* Set problem:
Examine the entries below, count the lines holding the string "name", and respond with the number only.

>> Start

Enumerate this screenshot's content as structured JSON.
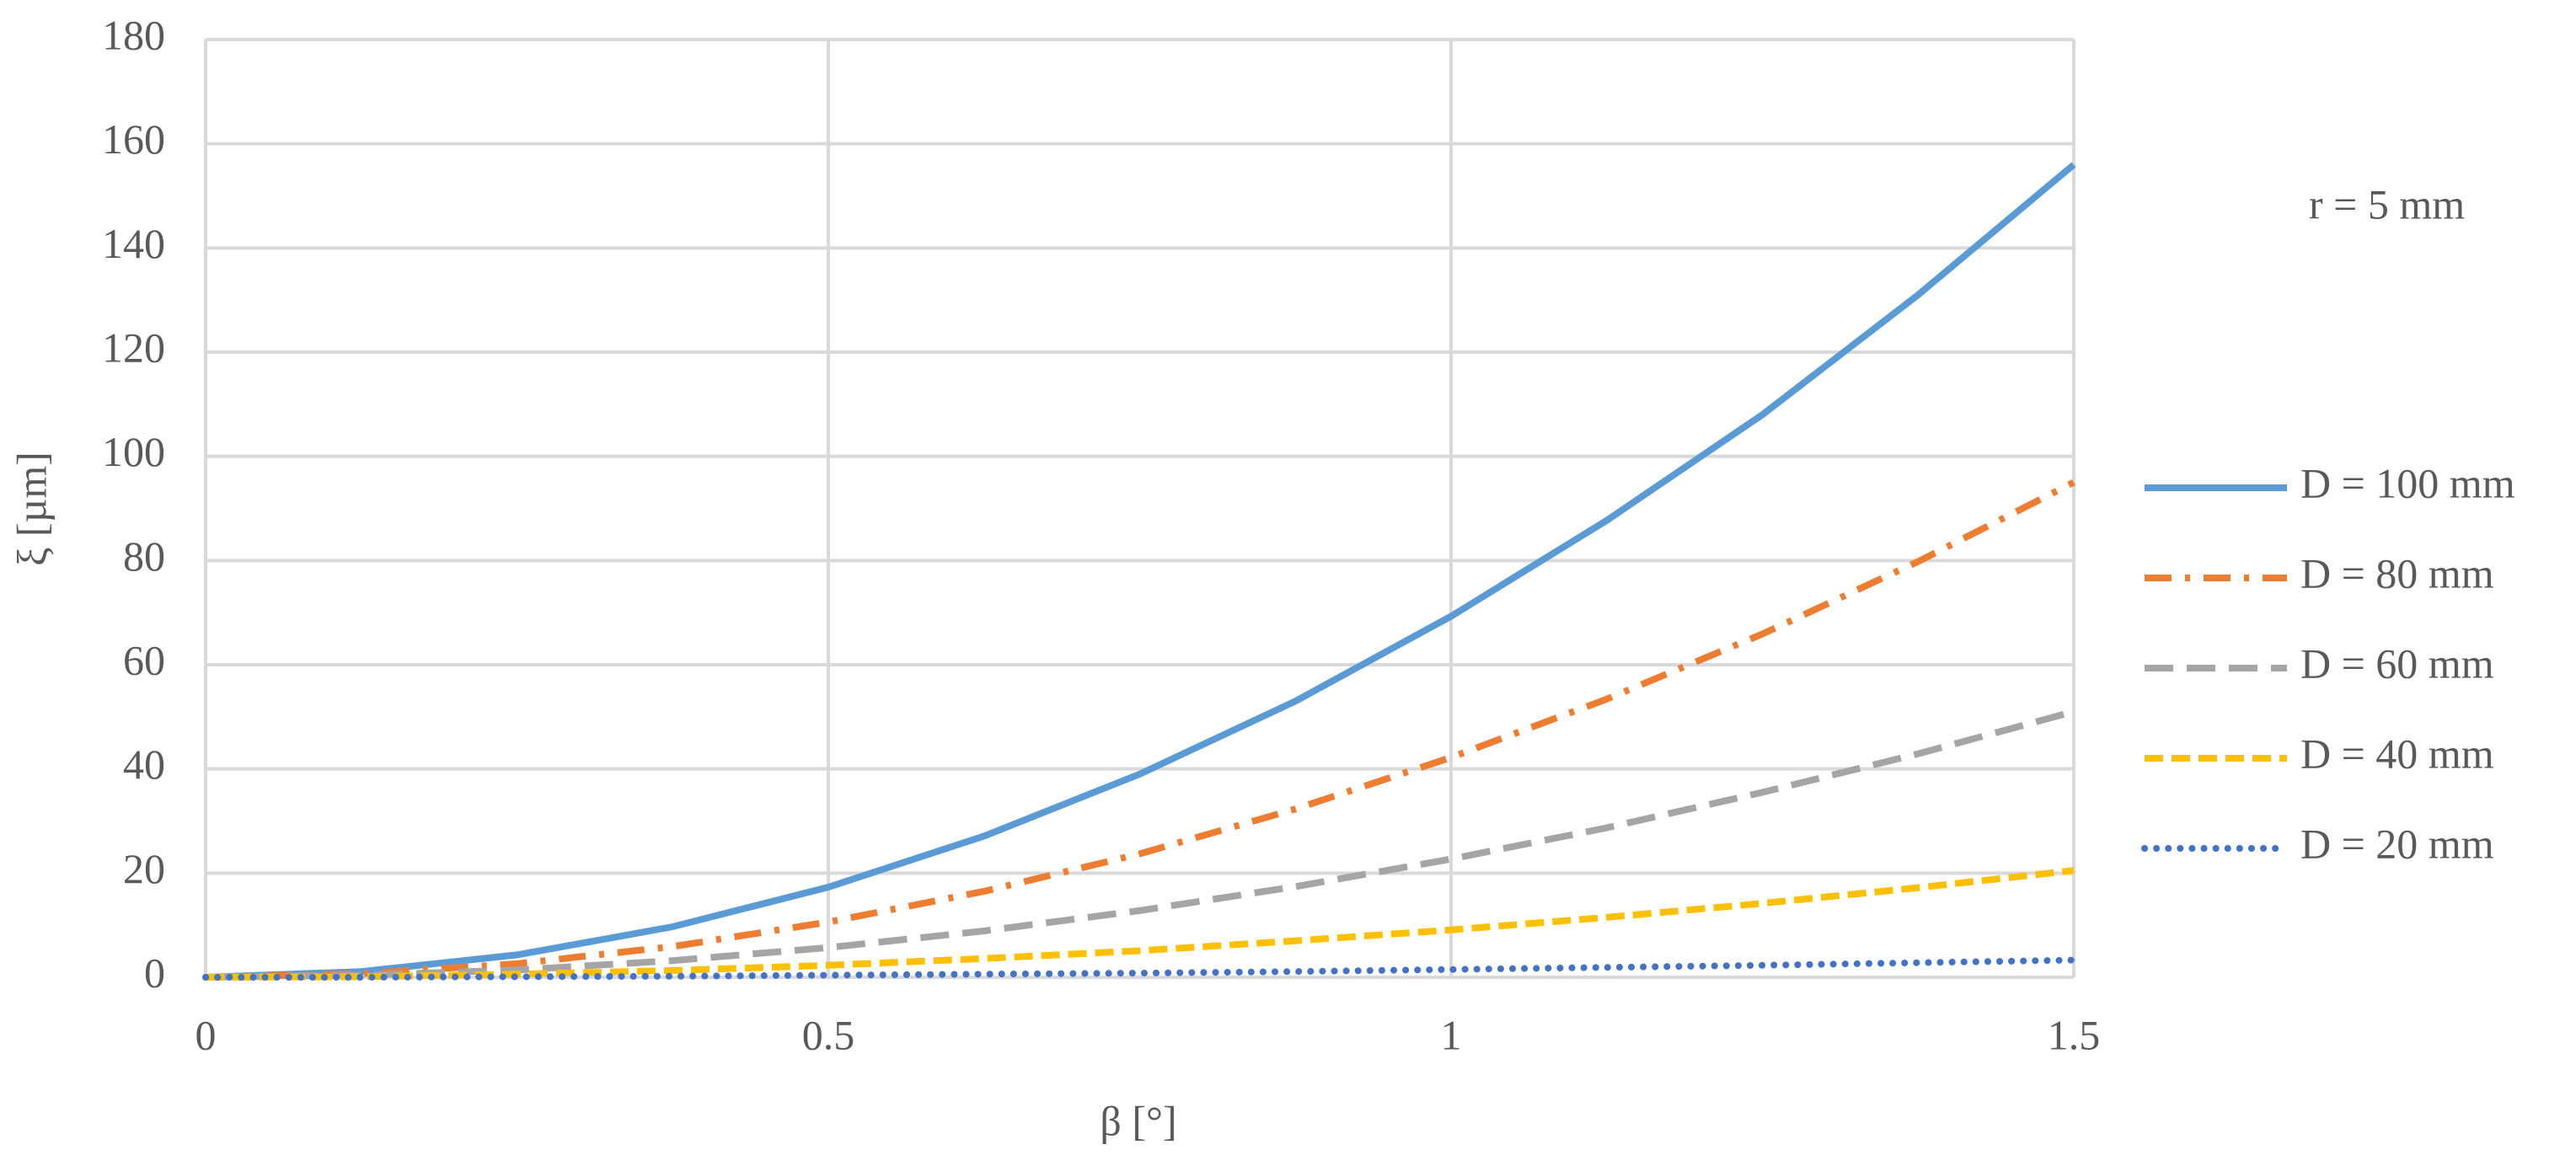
{
  "chart_data": {
    "type": "line",
    "x_label": "β [°]",
    "y_label": "ξ [µm]",
    "annotation": "r = 5 mm",
    "x": [
      0,
      0.125,
      0.25,
      0.375,
      0.5,
      0.625,
      0.75,
      0.875,
      1,
      1.125,
      1.25,
      1.375,
      1.5
    ],
    "series": [
      {
        "name": "D = 100 mm",
        "color": "#5b9bd5",
        "style": "solid",
        "values": [
          0,
          1.1,
          4.3,
          9.7,
          17.3,
          27.1,
          39,
          53,
          69.3,
          87.7,
          108,
          131,
          156
        ]
      },
      {
        "name": "D = 80 mm",
        "color": "#ed7d31",
        "style": "dashdot",
        "values": [
          0,
          0.7,
          2.6,
          5.9,
          10.6,
          16.5,
          23.7,
          32.3,
          42.2,
          53.4,
          65.9,
          79.8,
          95
        ]
      },
      {
        "name": "D = 60 mm",
        "color": "#a5a5a5",
        "style": "dash",
        "values": [
          0,
          0.4,
          1.4,
          3.2,
          5.7,
          8.9,
          12.8,
          17.4,
          22.7,
          28.7,
          35.5,
          42.9,
          51
        ]
      },
      {
        "name": "D = 40 mm",
        "color": "#ffc000",
        "style": "shortdash",
        "values": [
          0,
          0.1,
          0.6,
          1.3,
          2.3,
          3.6,
          5.1,
          7,
          9.1,
          11.5,
          14.2,
          17.2,
          20.5
        ]
      },
      {
        "name": "D = 20 mm",
        "color": "#4472c4",
        "style": "dot",
        "values": [
          0,
          0,
          0.1,
          0.2,
          0.4,
          0.6,
          0.8,
          1.1,
          1.5,
          1.9,
          2.3,
          2.8,
          3.3
        ]
      }
    ],
    "xlim": [
      0,
      1.5
    ],
    "xticks": [
      0,
      0.5,
      1,
      1.5
    ],
    "ylim": [
      0,
      180
    ],
    "yticks": [
      0,
      20,
      40,
      60,
      80,
      100,
      120,
      140,
      160,
      180
    ],
    "grid": true,
    "legend": "right"
  }
}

>> End

* Task response:
5